━━ Dataset records

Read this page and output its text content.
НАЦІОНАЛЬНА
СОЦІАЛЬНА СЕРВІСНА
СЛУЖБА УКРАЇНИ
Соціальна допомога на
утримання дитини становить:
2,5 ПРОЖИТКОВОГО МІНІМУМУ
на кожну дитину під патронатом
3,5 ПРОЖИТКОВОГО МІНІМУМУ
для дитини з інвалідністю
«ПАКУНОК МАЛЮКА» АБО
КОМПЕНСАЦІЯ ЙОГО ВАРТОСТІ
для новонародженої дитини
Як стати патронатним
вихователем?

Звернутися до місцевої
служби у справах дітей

━━━━
━━ Dataset records

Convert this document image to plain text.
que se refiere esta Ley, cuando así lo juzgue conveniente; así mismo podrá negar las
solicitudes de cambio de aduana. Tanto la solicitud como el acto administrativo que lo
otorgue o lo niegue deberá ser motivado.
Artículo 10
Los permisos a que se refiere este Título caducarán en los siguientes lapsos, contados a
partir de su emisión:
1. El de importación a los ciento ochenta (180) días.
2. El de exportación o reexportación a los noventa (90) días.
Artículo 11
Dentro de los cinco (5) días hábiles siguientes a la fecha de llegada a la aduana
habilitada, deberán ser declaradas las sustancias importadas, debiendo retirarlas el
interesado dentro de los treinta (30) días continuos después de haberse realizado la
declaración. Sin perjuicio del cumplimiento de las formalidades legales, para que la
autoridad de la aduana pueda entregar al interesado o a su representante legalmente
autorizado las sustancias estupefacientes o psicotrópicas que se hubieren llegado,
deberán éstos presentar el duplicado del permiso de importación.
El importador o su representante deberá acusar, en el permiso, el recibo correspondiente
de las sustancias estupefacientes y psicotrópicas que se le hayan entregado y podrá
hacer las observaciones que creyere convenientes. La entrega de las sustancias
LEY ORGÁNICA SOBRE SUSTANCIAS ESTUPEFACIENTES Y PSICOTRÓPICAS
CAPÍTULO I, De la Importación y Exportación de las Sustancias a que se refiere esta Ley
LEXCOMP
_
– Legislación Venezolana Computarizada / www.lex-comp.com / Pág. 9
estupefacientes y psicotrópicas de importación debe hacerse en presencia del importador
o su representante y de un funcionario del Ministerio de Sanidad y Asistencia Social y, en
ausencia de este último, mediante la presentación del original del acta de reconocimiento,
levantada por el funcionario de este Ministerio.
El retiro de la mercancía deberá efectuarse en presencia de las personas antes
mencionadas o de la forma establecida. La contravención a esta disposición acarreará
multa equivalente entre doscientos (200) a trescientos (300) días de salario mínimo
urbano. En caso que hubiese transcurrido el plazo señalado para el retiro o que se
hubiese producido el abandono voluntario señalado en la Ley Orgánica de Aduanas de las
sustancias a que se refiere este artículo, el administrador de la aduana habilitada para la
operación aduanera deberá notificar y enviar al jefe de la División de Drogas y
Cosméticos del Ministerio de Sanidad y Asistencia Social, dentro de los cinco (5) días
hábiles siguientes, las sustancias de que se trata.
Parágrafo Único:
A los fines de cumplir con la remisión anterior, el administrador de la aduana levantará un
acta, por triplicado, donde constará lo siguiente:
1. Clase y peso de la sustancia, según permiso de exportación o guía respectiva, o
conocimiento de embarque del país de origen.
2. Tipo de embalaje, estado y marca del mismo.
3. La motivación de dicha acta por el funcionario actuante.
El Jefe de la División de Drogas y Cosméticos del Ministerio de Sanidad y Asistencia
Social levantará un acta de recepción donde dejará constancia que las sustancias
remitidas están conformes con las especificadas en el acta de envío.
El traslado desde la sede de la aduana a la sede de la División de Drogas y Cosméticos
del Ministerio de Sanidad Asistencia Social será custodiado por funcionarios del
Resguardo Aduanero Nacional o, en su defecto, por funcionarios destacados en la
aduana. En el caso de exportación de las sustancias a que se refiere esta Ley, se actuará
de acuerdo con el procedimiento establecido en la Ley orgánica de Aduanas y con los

━━━━

*Set task:*
Copy each line holding the word "Sanidad" from the listing above.

*Final answer:*
o su representante y de un funcionario del Ministerio de Sanidad y Asistencia Social y, en
Cosméticos del Ministerio de Sanidad y Asistencia Social, dentro de los cinco (5) días
El Jefe de la División de Drogas y Cosméticos del Ministerio de Sanidad y Asistencia
del Ministerio de Sanidad Asistencia Social será custodiado por funcionarios del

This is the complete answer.